Repeat the material below word for word and leave out all pictures.
++++ Data extract ++++
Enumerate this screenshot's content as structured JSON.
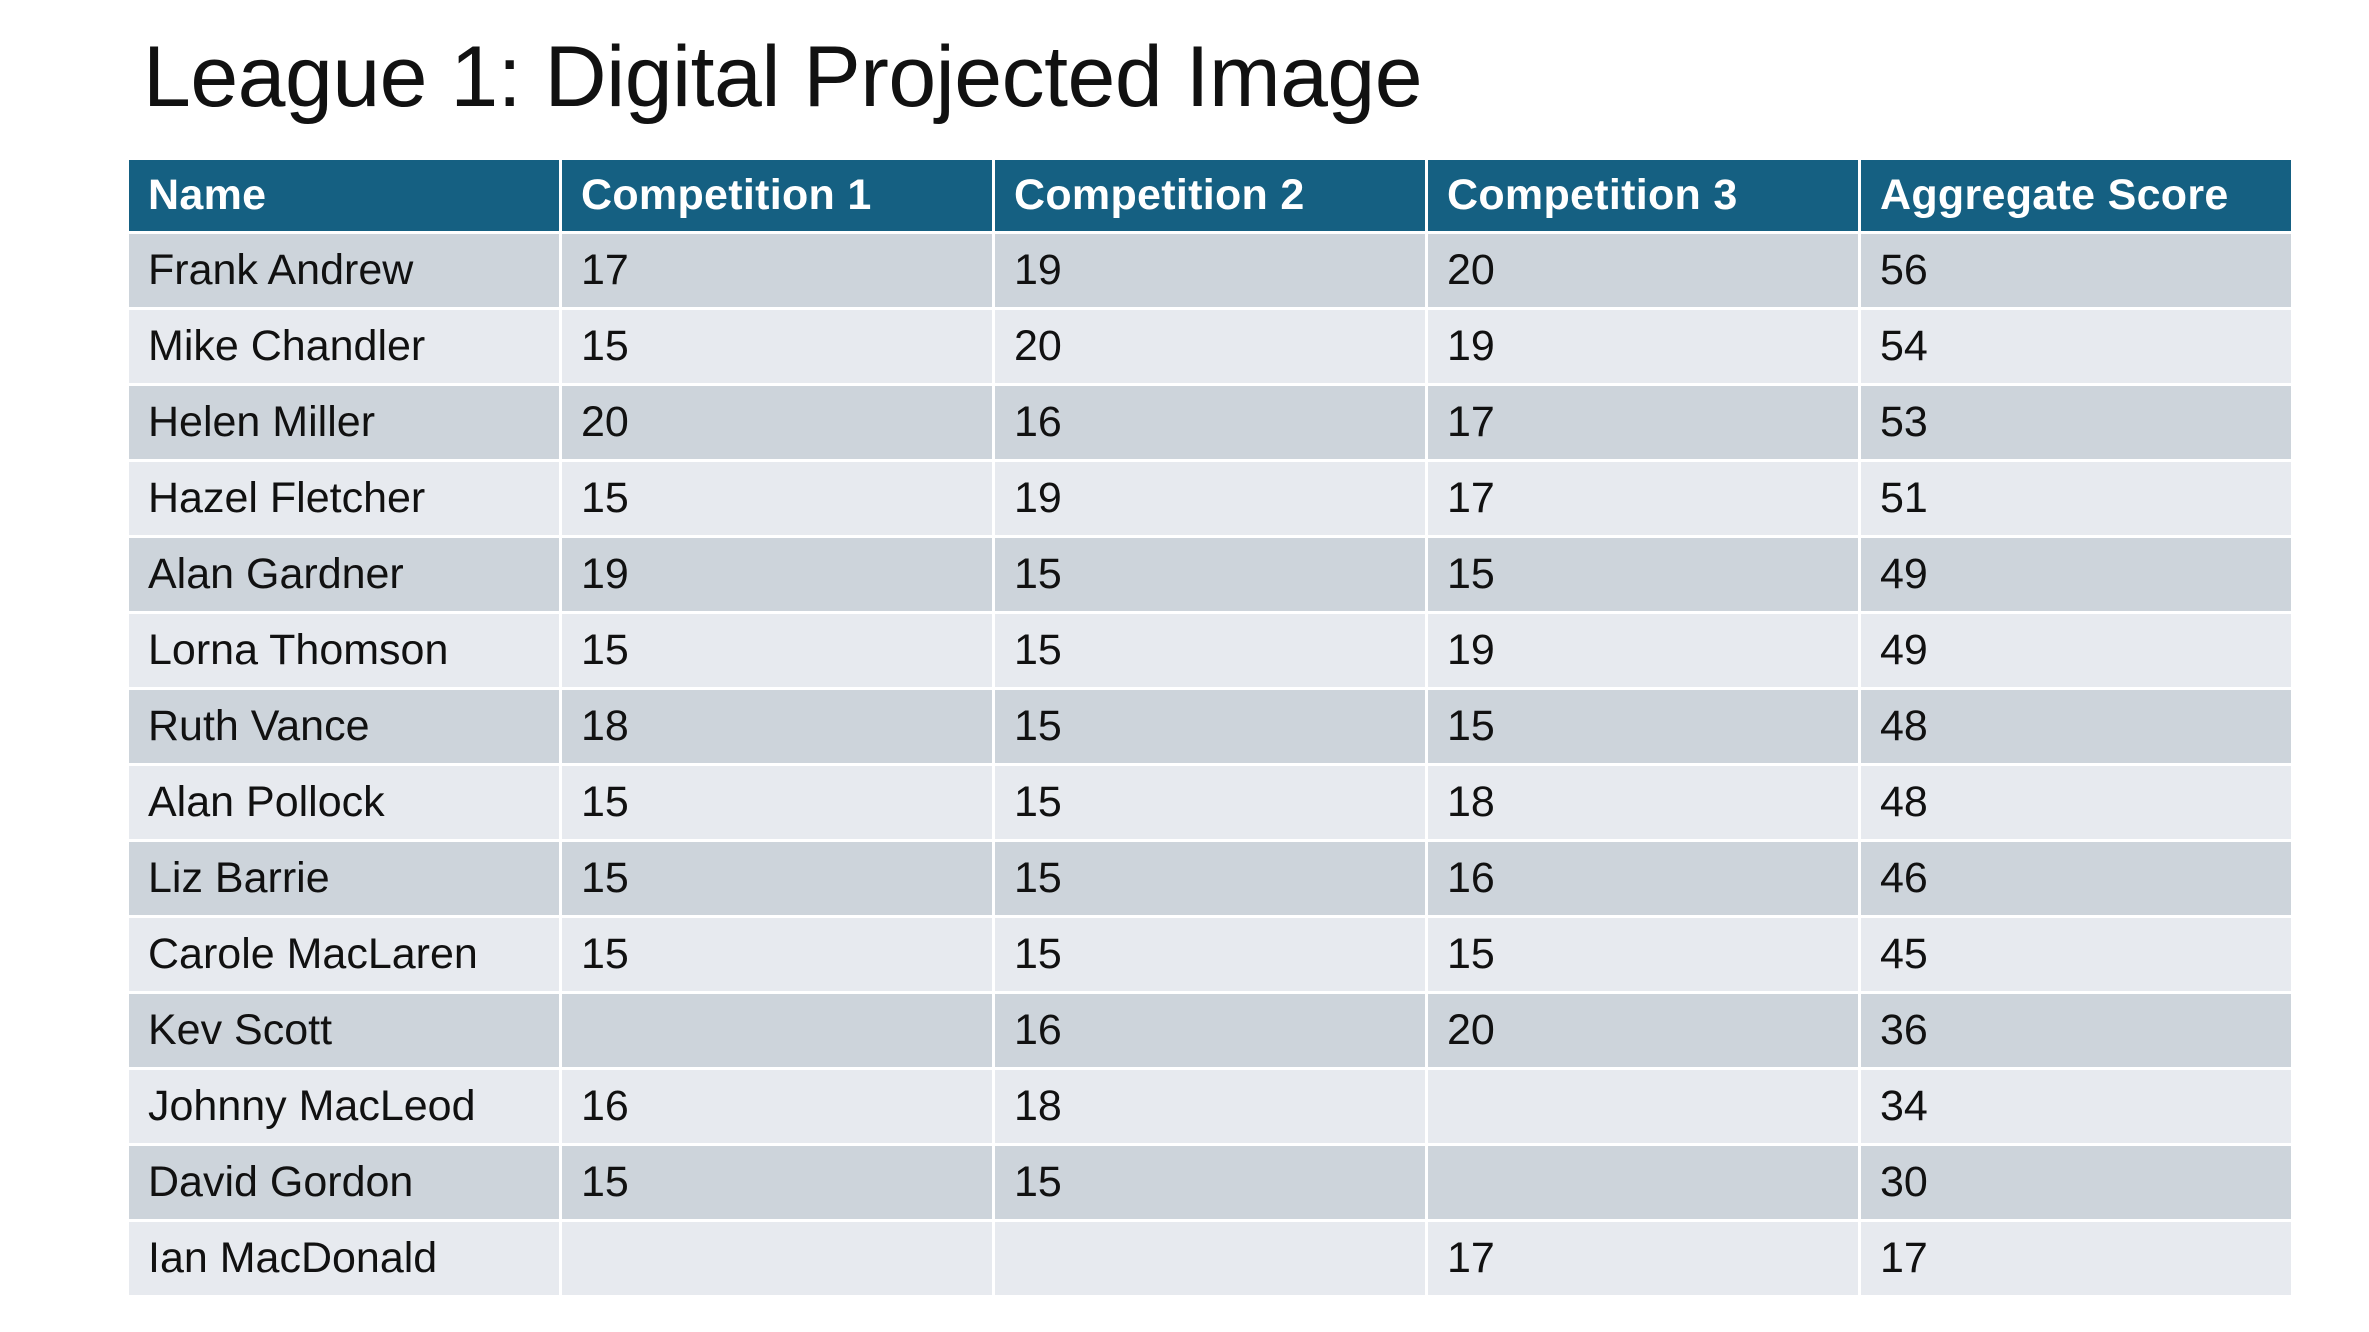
{
  "title": "League 1: Digital Projected Image",
  "table": {
    "headers": [
      "Name",
      "Competition 1",
      "Competition 2",
      "Competition 3",
      "Aggregate Score"
    ],
    "rows": [
      [
        "Frank Andrew",
        "17",
        "19",
        "20",
        "56"
      ],
      [
        "Mike Chandler",
        "15",
        "20",
        "19",
        "54"
      ],
      [
        "Helen Miller",
        "20",
        "16",
        "17",
        "53"
      ],
      [
        "Hazel Fletcher",
        "15",
        "19",
        "17",
        "51"
      ],
      [
        "Alan Gardner",
        "19",
        "15",
        "15",
        "49"
      ],
      [
        "Lorna Thomson",
        "15",
        "15",
        "19",
        "49"
      ],
      [
        "Ruth Vance",
        "18",
        "15",
        "15",
        "48"
      ],
      [
        "Alan Pollock",
        "15",
        "15",
        "18",
        "48"
      ],
      [
        "Liz Barrie",
        "15",
        "15",
        "16",
        "46"
      ],
      [
        "Carole MacLaren",
        "15",
        "15",
        "15",
        "45"
      ],
      [
        "Kev Scott",
        "",
        "16",
        "20",
        "36"
      ],
      [
        "Johnny MacLeod",
        "16",
        "18",
        "",
        "34"
      ],
      [
        "David Gordon",
        "15",
        "15",
        "",
        "30"
      ],
      [
        "Ian MacDonald",
        "",
        "",
        "17",
        "17"
      ]
    ]
  },
  "colors": {
    "header_background": "#156082",
    "header_text": "#ffffff",
    "row_band_dark": "#cdd4db",
    "row_band_light": "#e7eaef"
  }
}
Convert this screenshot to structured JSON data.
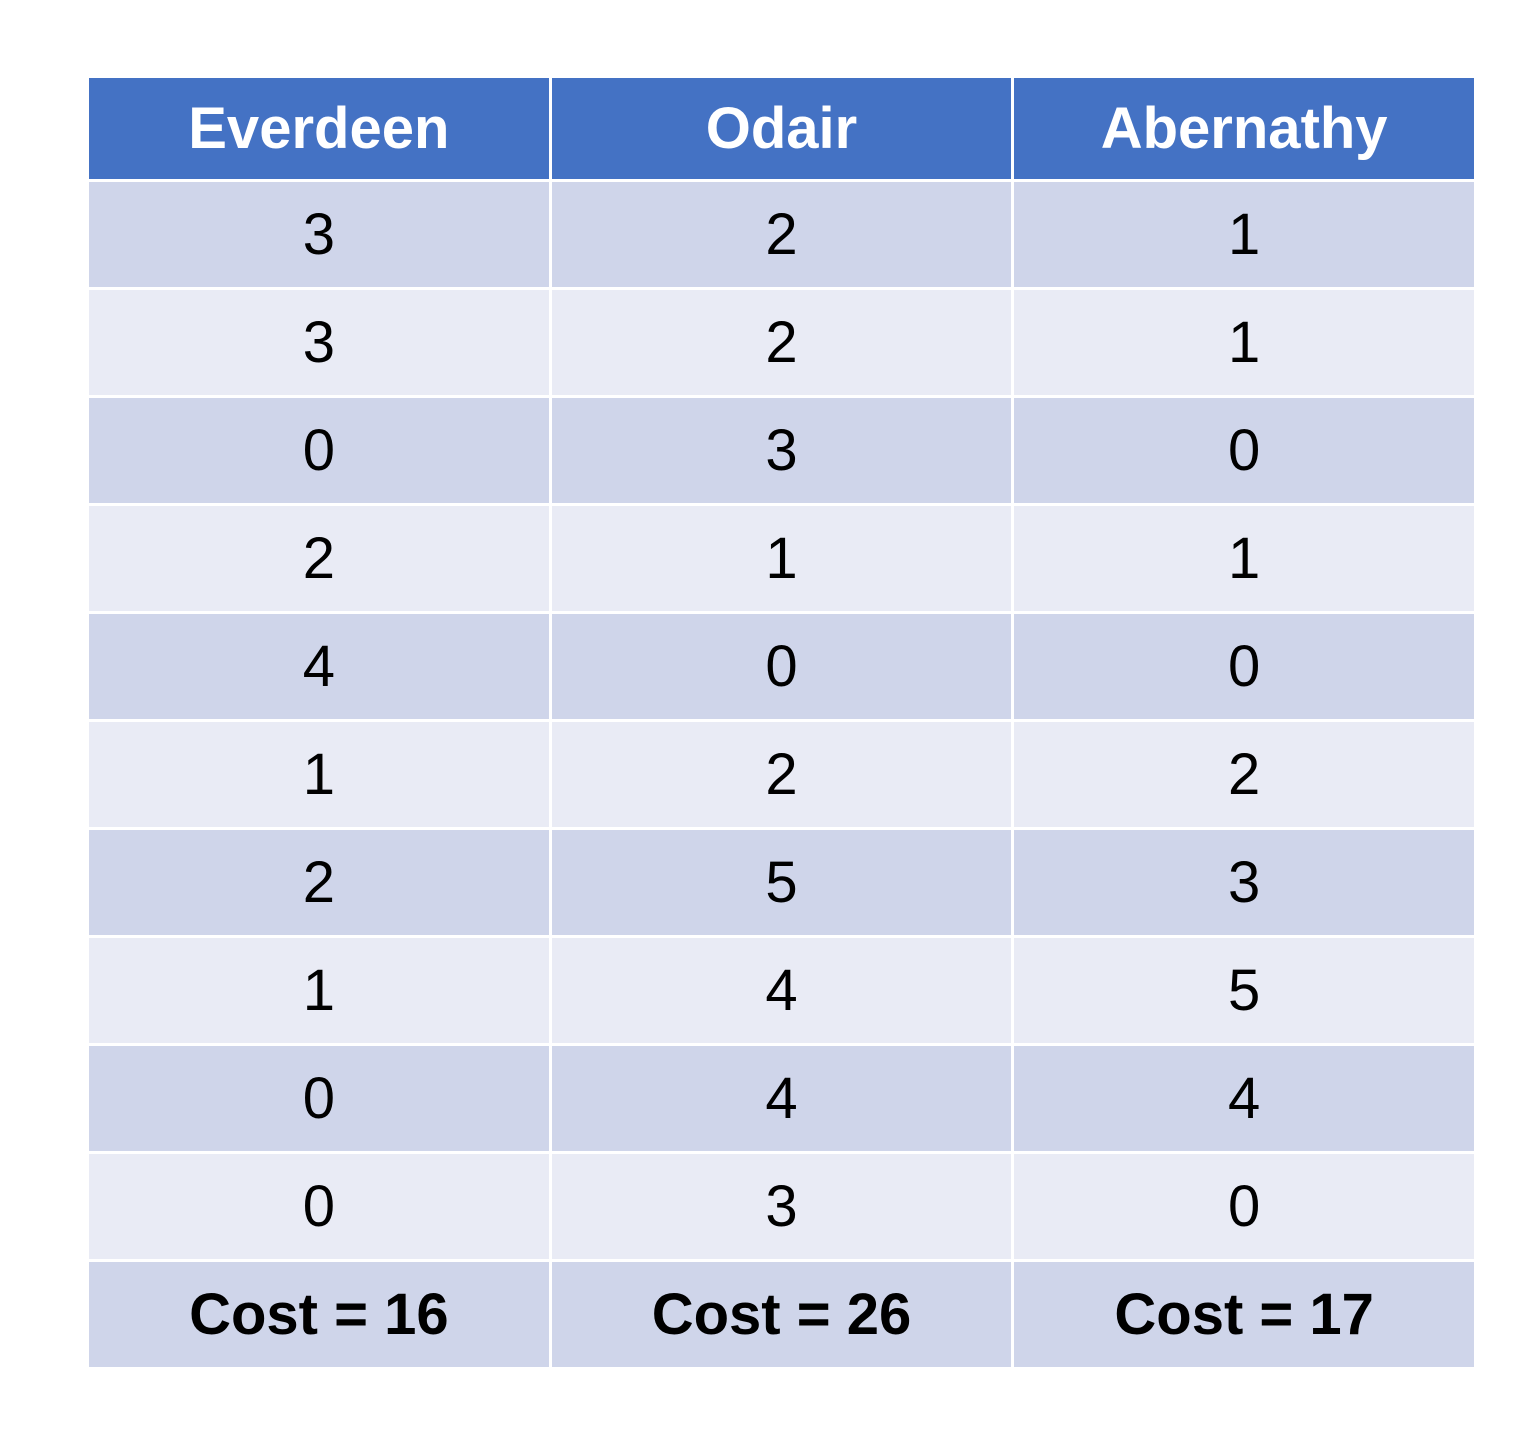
{
  "table": {
    "headers": [
      "Everdeen",
      "Odair",
      "Abernathy"
    ],
    "rows": [
      [
        "3",
        "2",
        "1"
      ],
      [
        "3",
        "2",
        "1"
      ],
      [
        "0",
        "3",
        "0"
      ],
      [
        "2",
        "1",
        "1"
      ],
      [
        "4",
        "0",
        "0"
      ],
      [
        "1",
        "2",
        "2"
      ],
      [
        "2",
        "5",
        "3"
      ],
      [
        "1",
        "4",
        "5"
      ],
      [
        "0",
        "4",
        "4"
      ],
      [
        "0",
        "3",
        "0"
      ]
    ],
    "totals": [
      "Cost = 16",
      "Cost = 26",
      "Cost = 17"
    ]
  },
  "colors": {
    "header_bg": "#4472c4",
    "header_text": "#ffffff",
    "row_dark": "#cfd5ea",
    "row_light": "#e9ebf5"
  }
}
++++
Answer for this exercise:
Enumerate this screenshot's content as structured JSON.
{
  "title": "League 1: Digital Projected Image",
  "table": {
    "headers": [
      "Name",
      "Competition 1",
      "Competition 2",
      "Competition 3",
      "Aggregate Score"
    ],
    "rows": [
      [
        "Frank Andrew",
        "17",
        "19",
        "20",
        "56"
      ],
      [
        "Mike Chandler",
        "15",
        "20",
        "19",
        "54"
      ],
      [
        "Helen Miller",
        "20",
        "16",
        "17",
        "53"
      ],
      [
        "Hazel Fletcher",
        "15",
        "19",
        "17",
        "51"
      ],
      [
        "Alan Gardner",
        "19",
        "15",
        "15",
        "49"
      ],
      [
        "Lorna Thomson",
        "15",
        "15",
        "19",
        "49"
      ],
      [
        "Ruth Vance",
        "18",
        "15",
        "15",
        "48"
      ],
      [
        "Alan Pollock",
        "15",
        "15",
        "18",
        "48"
      ],
      [
        "Liz Barrie",
        "15",
        "15",
        "16",
        "46"
      ],
      [
        "Carole MacLaren",
        "15",
        "15",
        "15",
        "45"
      ],
      [
        "Kev Scott",
        "",
        "16",
        "20",
        "36"
      ],
      [
        "Johnny MacLeod",
        "16",
        "18",
        "",
        "34"
      ],
      [
        "David Gordon",
        "15",
        "15",
        "",
        "30"
      ],
      [
        "Ian MacDonald",
        "",
        "",
        "17",
        "17"
      ]
    ]
  },
  "colors": {
    "header_background": "#156082",
    "header_text": "#ffffff",
    "row_band_dark": "#cdd4db",
    "row_band_light": "#e7eaef"
  }
}
Convert this screenshot to structured JSON data.
{
  "table": {
    "headers": [
      "Everdeen",
      "Odair",
      "Abernathy"
    ],
    "rows": [
      [
        "3",
        "2",
        "1"
      ],
      [
        "3",
        "2",
        "1"
      ],
      [
        "0",
        "3",
        "0"
      ],
      [
        "2",
        "1",
        "1"
      ],
      [
        "4",
        "0",
        "0"
      ],
      [
        "1",
        "2",
        "2"
      ],
      [
        "2",
        "5",
        "3"
      ],
      [
        "1",
        "4",
        "5"
      ],
      [
        "0",
        "4",
        "4"
      ],
      [
        "0",
        "3",
        "0"
      ]
    ],
    "totals": [
      "Cost = 16",
      "Cost = 26",
      "Cost = 17"
    ]
  },
  "colors": {
    "header_bg": "#4472c4",
    "header_text": "#ffffff",
    "row_dark": "#cfd5ea",
    "row_light": "#e9ebf5"
  }
}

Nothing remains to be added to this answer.